Quote the records that follow in full and exactly; leave out the pictures.

------------------------

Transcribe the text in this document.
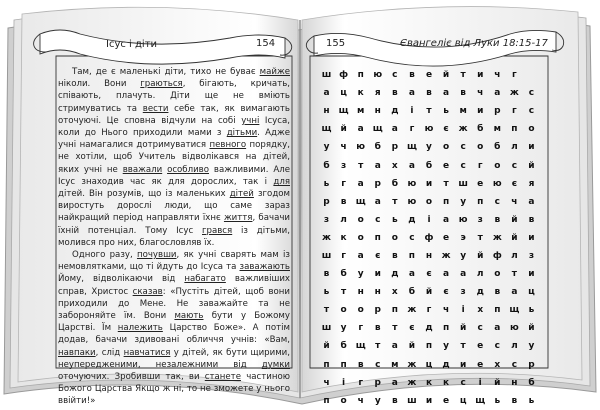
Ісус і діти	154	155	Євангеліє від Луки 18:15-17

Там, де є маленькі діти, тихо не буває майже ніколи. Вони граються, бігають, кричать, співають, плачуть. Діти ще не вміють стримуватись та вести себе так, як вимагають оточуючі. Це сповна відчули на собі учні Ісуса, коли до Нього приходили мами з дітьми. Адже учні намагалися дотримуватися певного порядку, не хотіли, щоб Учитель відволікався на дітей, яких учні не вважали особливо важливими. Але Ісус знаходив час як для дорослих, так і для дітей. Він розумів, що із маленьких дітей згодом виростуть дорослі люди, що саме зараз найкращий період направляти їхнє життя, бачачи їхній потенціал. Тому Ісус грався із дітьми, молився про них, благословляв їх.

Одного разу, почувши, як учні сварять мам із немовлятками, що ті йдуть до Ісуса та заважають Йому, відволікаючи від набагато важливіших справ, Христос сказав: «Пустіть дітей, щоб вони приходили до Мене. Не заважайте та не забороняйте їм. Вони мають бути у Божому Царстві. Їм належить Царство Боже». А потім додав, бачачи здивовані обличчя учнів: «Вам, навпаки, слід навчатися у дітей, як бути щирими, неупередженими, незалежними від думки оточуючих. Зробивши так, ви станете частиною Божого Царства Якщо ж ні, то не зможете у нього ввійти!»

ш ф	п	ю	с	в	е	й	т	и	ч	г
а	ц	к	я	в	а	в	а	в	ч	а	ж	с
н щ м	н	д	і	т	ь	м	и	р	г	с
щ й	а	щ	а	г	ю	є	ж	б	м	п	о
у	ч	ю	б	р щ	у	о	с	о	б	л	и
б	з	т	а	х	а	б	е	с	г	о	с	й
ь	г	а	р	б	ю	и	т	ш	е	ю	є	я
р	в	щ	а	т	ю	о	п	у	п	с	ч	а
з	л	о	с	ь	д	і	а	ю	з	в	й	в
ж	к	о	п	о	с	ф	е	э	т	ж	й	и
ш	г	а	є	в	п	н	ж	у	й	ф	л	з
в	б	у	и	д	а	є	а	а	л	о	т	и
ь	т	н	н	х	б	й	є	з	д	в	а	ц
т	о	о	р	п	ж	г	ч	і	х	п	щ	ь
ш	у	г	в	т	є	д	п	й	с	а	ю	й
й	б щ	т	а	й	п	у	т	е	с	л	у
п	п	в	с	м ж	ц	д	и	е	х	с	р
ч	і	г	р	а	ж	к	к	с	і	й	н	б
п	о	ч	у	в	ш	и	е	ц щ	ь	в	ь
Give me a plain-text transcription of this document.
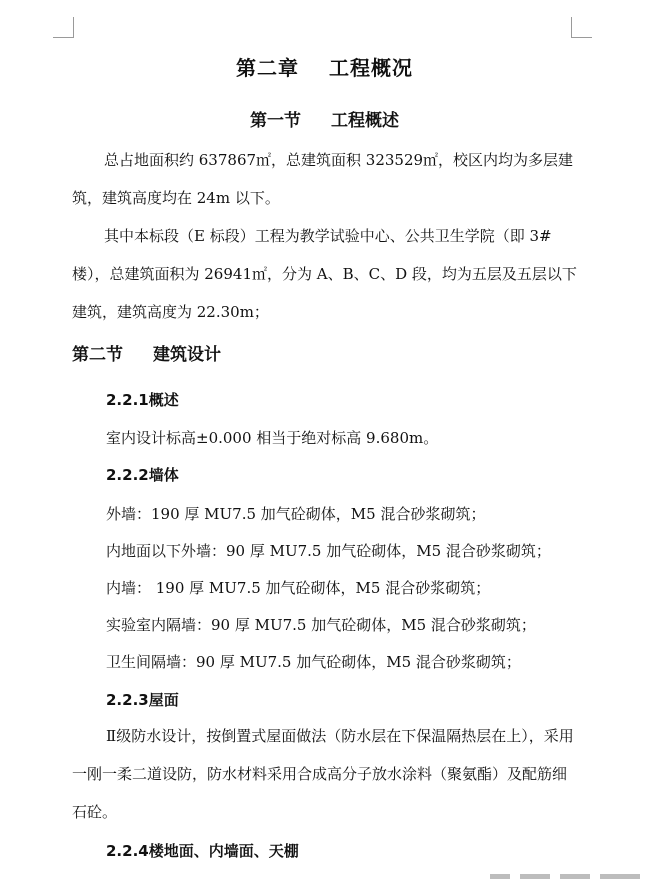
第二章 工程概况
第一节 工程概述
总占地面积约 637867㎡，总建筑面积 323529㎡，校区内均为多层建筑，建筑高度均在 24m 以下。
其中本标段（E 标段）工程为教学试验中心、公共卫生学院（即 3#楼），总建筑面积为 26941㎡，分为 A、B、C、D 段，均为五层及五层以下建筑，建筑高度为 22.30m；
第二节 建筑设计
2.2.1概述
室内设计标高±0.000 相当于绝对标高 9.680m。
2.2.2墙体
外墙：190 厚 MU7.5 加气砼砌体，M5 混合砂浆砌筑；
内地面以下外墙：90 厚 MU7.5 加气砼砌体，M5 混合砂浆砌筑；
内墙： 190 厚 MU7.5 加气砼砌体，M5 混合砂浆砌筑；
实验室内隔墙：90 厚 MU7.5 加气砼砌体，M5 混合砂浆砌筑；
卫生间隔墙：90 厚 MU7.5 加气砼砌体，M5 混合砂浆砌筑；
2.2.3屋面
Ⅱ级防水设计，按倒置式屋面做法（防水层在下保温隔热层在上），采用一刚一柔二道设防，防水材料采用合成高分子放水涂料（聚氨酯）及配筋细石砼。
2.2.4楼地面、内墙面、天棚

------------------------

Response for this exercise
Transcribe the text in this document.
Ісус і діти	154	155	Євангеліє від Луки 18:15-17

Там, де є маленькі діти, тихо не буває майже ніколи. Вони граються, бігають, кричать, співають, плачуть. Діти ще не вміють стримуватись та вести себе так, як вимагають оточуючі. Це сповна відчули на собі учні Ісуса, коли до Нього приходили мами з дітьми. Адже учні намагалися дотримуватися певного порядку, не хотіли, щоб Учитель відволікався на дітей, яких учні не вважали особливо важливими. Але Ісус знаходив час як для дорослих, так і для дітей. Він розумів, що із маленьких дітей згодом виростуть дорослі люди, що саме зараз найкращий період направляти їхнє життя, бачачи їхній потенціал. Тому Ісус грався із дітьми, молився про них, благословляв їх.

Одного разу, почувши, як учні сварять мам із немовлятками, що ті йдуть до Ісуса та заважають Йому, відволікаючи від набагато важливіших справ, Христос сказав: «Пустіть дітей, щоб вони приходили до Мене. Не заважайте та не забороняйте їм. Вони мають бути у Божому Царстві. Їм належить Царство Боже». А потім додав, бачачи здивовані обличчя учнів: «Вам, навпаки, слід навчатися у дітей, як бути щирими, неупередженими, незалежними від думки оточуючих. Зробивши так, ви станете частиною Божого Царства Якщо ж ні, то не зможете у нього ввійти!»

ш ф	п	ю	с	в	е	й	т	и	ч	г
а	ц	к	я	в	а	в	а	в	ч	а	ж	с
н щ м	н	д	і	т	ь	м	и	р	г	с
щ й	а	щ	а	г	ю	є	ж	б	м	п	о
у	ч	ю	б	р щ	у	о	с	о	б	л	и
б	з	т	а	х	а	б	е	с	г	о	с	й
ь	г	а	р	б	ю	и	т	ш	е	ю	є	я
р	в	щ	а	т	ю	о	п	у	п	с	ч	а
з	л	о	с	ь	д	і	а	ю	з	в	й	в
ж	к	о	п	о	с	ф	е	э	т	ж	й	и
ш	г	а	є	в	п	н	ж	у	й	ф	л	з
в	б	у	и	д	а	є	а	а	л	о	т	и
ь	т	н	н	х	б	й	є	з	д	в	а	ц
т	о	о	р	п	ж	г	ч	і	х	п	щ	ь
ш	у	г	в	т	є	д	п	й	с	а	ю	й
й	б щ	т	а	й	п	у	т	е	с	л	у
п	п	в	с	м ж	ц	д	и	е	х	с	р
ч	і	г	р	а	ж	к	к	с	і	й	н	б
п	о	ч	у	в	ш	и	е	ц щ	ь	в	ь
Give me a plain-text transcription of this document.
第二章 工程概况
第一节 工程概述
总占地面积约 637867㎡，总建筑面积 323529㎡，校区内均为多层建筑，建筑高度均在 24m 以下。
其中本标段（E 标段）工程为教学试验中心、公共卫生学院（即 3#楼），总建筑面积为 26941㎡，分为 A、B、C、D 段，均为五层及五层以下建筑，建筑高度为 22.30m；
第二节 建筑设计
2.2.1概述
室内设计标高±0.000 相当于绝对标高 9.680m。
2.2.2墙体
外墙：190 厚 MU7.5 加气砼砌体，M5 混合砂浆砌筑；
内地面以下外墙：90 厚 MU7.5 加气砼砌体，M5 混合砂浆砌筑；
内墙： 190 厚 MU7.5 加气砼砌体，M5 混合砂浆砌筑；
实验室内隔墙：90 厚 MU7.5 加气砼砌体，M5 混合砂浆砌筑；
卫生间隔墙：90 厚 MU7.5 加气砼砌体，M5 混合砂浆砌筑；
2.2.3屋面
Ⅱ级防水设计，按倒置式屋面做法（防水层在下保温隔热层在上），采用一刚一柔二道设防，防水材料采用合成高分子放水涂料（聚氨酯）及配筋细石砼。
2.2.4楼地面、内墙面、天棚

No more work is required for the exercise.